[START DATASET ROWS]

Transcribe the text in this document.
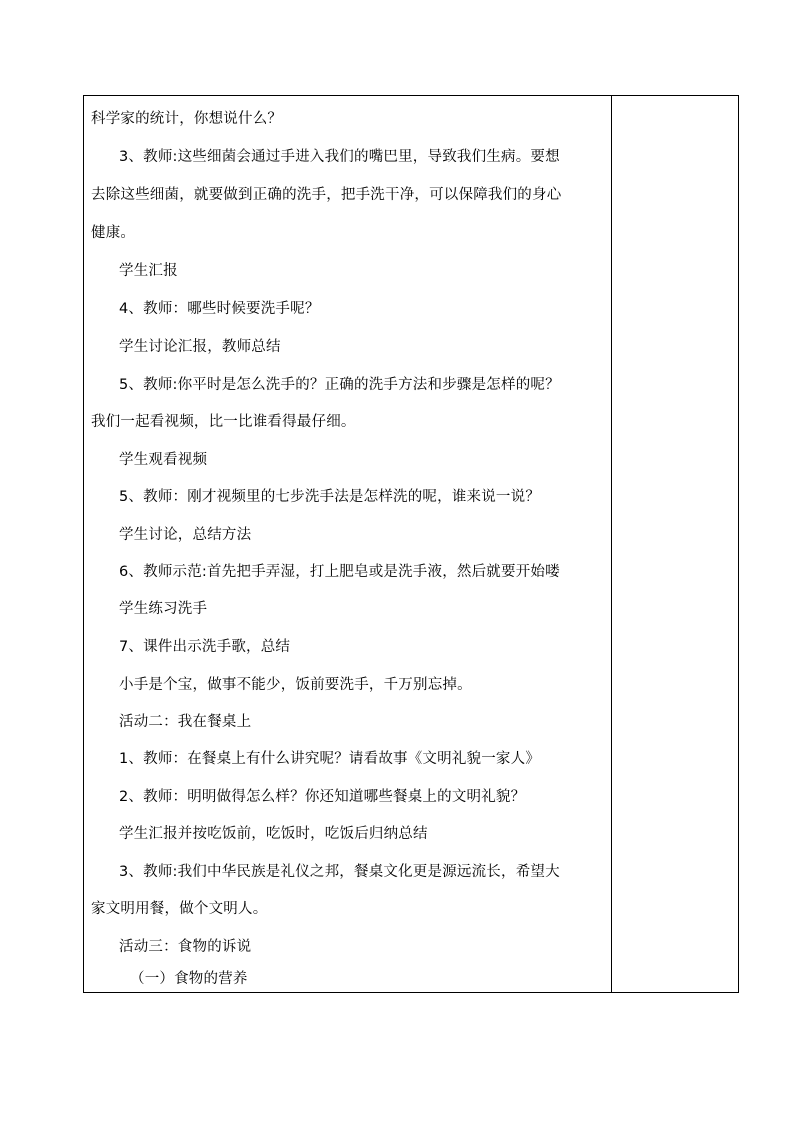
科学家的统计，你想说什么？
3、教师:这些细菌会通过手进入我们的嘴巴里，导致我们生病。要想
去除这些细菌，就要做到正确的洗手，把手洗干净，可以保障我们的身心
健康。
学生汇报
4、教师：哪些时候要洗手呢？
学生讨论汇报，教师总结
5、教师:你平时是怎么洗手的？正确的洗手方法和步骤是怎样的呢？
我们一起看视频，比一比谁看得最仔细。
学生观看视频
5、教师：刚才视频里的七步洗手法是怎样洗的呢，谁来说一说？
学生讨论，总结方法
6、教师示范:首先把手弄湿，打上肥皂或是洗手液，然后就要开始喽
学生练习洗手
7、课件出示洗手歌，总结
小手是个宝，做事不能少，饭前要洗手，千万别忘掉。
活动二：我在餐桌上
1、教师：在餐桌上有什么讲究呢？请看故事《文明礼貌一家人》
2、教师：明明做得怎么样？你还知道哪些餐桌上的文明礼貌？
学生汇报并按吃饭前，吃饭时，吃饭后归纳总结
3、教师:我们中华民族是礼仪之邦，餐桌文化更是源远流长，希望大
家文明用餐，做个文明人。
活动三：食物的诉说
（一）食物的营养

[END DATASET ROWS]

**TASK TO COMPLETE:** Copy the material shown above in full and exactly. Skip the pictures.

**ANSWER FOR THIS EXERCISE:**
Transcribe the text in this document.
科学家的统计，你想说什么？
3、教师:这些细菌会通过手进入我们的嘴巴里，导致我们生病。要想
去除这些细菌，就要做到正确的洗手，把手洗干净，可以保障我们的身心
健康。
学生汇报
4、教师：哪些时候要洗手呢？
学生讨论汇报，教师总结
5、教师:你平时是怎么洗手的？正确的洗手方法和步骤是怎样的呢？
我们一起看视频，比一比谁看得最仔细。
学生观看视频
5、教师：刚才视频里的七步洗手法是怎样洗的呢，谁来说一说？
学生讨论，总结方法
6、教师示范:首先把手弄湿，打上肥皂或是洗手液，然后就要开始喽
学生练习洗手
7、课件出示洗手歌，总结
小手是个宝，做事不能少，饭前要洗手，千万别忘掉。
活动二：我在餐桌上
1、教师：在餐桌上有什么讲究呢？请看故事《文明礼貌一家人》
2、教师：明明做得怎么样？你还知道哪些餐桌上的文明礼貌？
学生汇报并按吃饭前，吃饭时，吃饭后归纳总结
3、教师:我们中华民族是礼仪之邦，餐桌文化更是源远流长，希望大
家文明用餐，做个文明人。
活动三：食物的诉说
（一）食物的营养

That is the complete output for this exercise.